=== Angezeigter Text ===
════════════════

Sind die Assistenzsysteme für den normalen Handwerksbetrieb überhaupt bezahlbar?

Die Aufpreise werden nicht höher sein als bei Pkw. Wir wollen keine Hürde zu den Assistenzsystemen aufbauen. Die Investition soll sich für den Kunden lohnen. Es geht ja in erster Linie um die Sicherheit des Menschen. Außerdem nimmt der Transporter mit Assistenzsystemen weniger Schaden. Er verliert dadurch weniger an Wert und hat weniger Ausfallzeiten. Das ist der kostenseitige Aspekt. Die Wahl der Assistenten hängt sicherlich von der jeweiligen Branche und dem Einsatzzweck ab. Wenn ein Fahrer mit dem Crafter häufig rückwärts aus einer Einfahrt fahren muss, dann kann er jetzt über zwei Kameras am Heck den seitlichen Verkehr auf seinem Bildschirm einsehen. Sollte er doch etwas übersehen, greift der Notbremsassistent ein.

════════════════

Quelldaten

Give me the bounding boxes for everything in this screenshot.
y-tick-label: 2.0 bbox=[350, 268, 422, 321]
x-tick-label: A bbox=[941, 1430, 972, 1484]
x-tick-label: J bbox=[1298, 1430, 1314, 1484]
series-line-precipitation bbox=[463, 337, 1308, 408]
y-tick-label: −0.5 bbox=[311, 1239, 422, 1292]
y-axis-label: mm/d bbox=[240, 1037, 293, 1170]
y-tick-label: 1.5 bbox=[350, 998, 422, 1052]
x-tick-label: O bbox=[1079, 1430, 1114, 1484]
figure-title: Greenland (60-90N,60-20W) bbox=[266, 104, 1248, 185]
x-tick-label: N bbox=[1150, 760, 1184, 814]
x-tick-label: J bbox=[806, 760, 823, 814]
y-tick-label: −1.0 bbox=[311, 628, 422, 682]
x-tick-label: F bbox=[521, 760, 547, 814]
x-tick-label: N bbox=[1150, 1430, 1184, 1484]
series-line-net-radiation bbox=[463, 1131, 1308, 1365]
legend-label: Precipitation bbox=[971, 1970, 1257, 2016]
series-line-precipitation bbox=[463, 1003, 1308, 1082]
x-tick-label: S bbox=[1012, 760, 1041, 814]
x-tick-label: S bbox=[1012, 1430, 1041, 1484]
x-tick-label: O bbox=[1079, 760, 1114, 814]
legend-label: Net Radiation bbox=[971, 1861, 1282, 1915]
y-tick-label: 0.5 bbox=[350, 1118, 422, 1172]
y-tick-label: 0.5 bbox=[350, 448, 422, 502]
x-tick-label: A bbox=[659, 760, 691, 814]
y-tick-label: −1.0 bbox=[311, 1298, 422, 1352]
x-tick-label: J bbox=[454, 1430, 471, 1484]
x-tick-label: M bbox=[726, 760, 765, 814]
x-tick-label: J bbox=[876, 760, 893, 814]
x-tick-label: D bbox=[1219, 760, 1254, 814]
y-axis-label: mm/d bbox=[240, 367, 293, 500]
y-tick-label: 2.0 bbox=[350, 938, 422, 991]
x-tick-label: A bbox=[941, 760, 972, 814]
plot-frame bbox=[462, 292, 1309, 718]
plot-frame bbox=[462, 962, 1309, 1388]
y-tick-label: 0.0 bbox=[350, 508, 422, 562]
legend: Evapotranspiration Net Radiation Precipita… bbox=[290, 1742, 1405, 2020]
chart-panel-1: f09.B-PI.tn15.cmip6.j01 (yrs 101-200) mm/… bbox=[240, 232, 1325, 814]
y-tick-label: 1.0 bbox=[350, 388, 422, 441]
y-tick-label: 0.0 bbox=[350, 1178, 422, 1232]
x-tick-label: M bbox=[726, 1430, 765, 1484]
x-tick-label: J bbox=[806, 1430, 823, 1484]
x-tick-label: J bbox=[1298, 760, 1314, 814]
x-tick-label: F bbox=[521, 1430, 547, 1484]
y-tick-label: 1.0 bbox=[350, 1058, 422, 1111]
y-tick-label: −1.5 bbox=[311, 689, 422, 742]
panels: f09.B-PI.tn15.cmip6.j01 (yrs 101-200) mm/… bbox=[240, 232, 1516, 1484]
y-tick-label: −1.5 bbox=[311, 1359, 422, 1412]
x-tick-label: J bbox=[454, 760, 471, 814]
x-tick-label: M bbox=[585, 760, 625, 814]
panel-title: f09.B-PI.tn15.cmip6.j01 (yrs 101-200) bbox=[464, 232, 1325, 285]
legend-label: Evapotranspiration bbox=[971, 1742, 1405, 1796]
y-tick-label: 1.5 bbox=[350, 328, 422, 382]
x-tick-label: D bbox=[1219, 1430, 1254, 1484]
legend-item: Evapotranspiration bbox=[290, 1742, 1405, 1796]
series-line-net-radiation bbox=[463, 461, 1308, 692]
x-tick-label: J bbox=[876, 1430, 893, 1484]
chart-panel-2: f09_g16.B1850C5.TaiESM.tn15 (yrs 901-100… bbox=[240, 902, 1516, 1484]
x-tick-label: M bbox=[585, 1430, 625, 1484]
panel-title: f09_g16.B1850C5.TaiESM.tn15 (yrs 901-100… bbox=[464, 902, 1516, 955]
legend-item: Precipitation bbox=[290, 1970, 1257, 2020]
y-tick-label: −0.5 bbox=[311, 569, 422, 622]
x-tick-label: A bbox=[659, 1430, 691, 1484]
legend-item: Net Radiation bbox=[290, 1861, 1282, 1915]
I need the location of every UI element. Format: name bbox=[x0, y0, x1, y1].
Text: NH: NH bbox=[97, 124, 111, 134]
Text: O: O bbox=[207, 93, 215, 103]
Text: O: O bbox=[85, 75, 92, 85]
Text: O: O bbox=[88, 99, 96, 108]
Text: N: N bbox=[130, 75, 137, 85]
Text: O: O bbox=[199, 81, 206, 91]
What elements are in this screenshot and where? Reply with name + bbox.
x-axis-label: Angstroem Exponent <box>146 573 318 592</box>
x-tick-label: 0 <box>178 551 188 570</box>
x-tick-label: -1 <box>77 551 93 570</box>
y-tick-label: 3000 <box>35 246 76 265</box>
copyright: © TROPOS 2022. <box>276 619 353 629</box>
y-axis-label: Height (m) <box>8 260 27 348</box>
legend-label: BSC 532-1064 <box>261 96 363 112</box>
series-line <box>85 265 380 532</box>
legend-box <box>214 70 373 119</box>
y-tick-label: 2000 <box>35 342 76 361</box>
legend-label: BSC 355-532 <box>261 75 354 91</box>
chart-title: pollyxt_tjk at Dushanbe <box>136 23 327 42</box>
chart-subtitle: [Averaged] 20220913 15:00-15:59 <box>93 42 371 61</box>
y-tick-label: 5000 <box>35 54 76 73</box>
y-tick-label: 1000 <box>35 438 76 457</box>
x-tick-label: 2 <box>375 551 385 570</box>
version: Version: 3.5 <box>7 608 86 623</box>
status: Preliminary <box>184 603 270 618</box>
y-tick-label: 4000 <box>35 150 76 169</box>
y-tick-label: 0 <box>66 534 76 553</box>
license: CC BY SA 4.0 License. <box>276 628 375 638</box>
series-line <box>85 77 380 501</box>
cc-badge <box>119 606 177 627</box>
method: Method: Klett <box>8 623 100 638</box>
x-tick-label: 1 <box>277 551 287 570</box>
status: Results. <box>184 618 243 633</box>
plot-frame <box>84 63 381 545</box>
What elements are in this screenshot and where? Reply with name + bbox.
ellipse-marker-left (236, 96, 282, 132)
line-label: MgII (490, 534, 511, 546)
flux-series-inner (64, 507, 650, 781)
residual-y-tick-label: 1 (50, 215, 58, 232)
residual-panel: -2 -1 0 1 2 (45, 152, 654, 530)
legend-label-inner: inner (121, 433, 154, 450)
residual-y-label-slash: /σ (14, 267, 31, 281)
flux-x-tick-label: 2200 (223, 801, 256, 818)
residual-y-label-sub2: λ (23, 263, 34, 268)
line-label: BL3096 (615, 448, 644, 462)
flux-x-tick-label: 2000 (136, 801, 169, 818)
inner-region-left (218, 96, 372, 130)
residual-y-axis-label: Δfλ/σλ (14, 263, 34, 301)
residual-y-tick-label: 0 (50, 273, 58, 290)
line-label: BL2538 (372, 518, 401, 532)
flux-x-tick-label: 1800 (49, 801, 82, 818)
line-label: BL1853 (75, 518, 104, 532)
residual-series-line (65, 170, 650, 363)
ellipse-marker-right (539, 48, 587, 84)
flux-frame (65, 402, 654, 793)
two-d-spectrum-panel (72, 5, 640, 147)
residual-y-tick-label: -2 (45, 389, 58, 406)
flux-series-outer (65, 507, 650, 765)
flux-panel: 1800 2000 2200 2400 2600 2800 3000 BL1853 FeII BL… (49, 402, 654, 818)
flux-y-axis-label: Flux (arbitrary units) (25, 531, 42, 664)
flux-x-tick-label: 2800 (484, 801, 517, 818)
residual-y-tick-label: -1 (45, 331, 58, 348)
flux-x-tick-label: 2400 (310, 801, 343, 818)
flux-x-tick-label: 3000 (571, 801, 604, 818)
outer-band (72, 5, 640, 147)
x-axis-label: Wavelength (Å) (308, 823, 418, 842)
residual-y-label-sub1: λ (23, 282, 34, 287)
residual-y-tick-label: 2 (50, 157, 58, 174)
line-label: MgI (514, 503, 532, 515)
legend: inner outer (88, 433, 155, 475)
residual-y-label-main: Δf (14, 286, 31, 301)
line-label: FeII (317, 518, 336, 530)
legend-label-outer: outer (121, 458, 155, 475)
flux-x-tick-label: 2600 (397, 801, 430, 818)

════════════════

=== Aufgabenstellung ===
Welche Vorteile für das Fahrzeug selbst nennt der Text zu den Assistenzsystemen bei einem Transporter mit Assistenzsystemen? Führe alle auf. Die Datensätze spielen hierfür keine Rolle.

=== Vollständige Antwort ===
- Er nimmt weniger Schaden.
- Er verliert weniger an Wert.
- Er hat weniger Ausfallzeiten.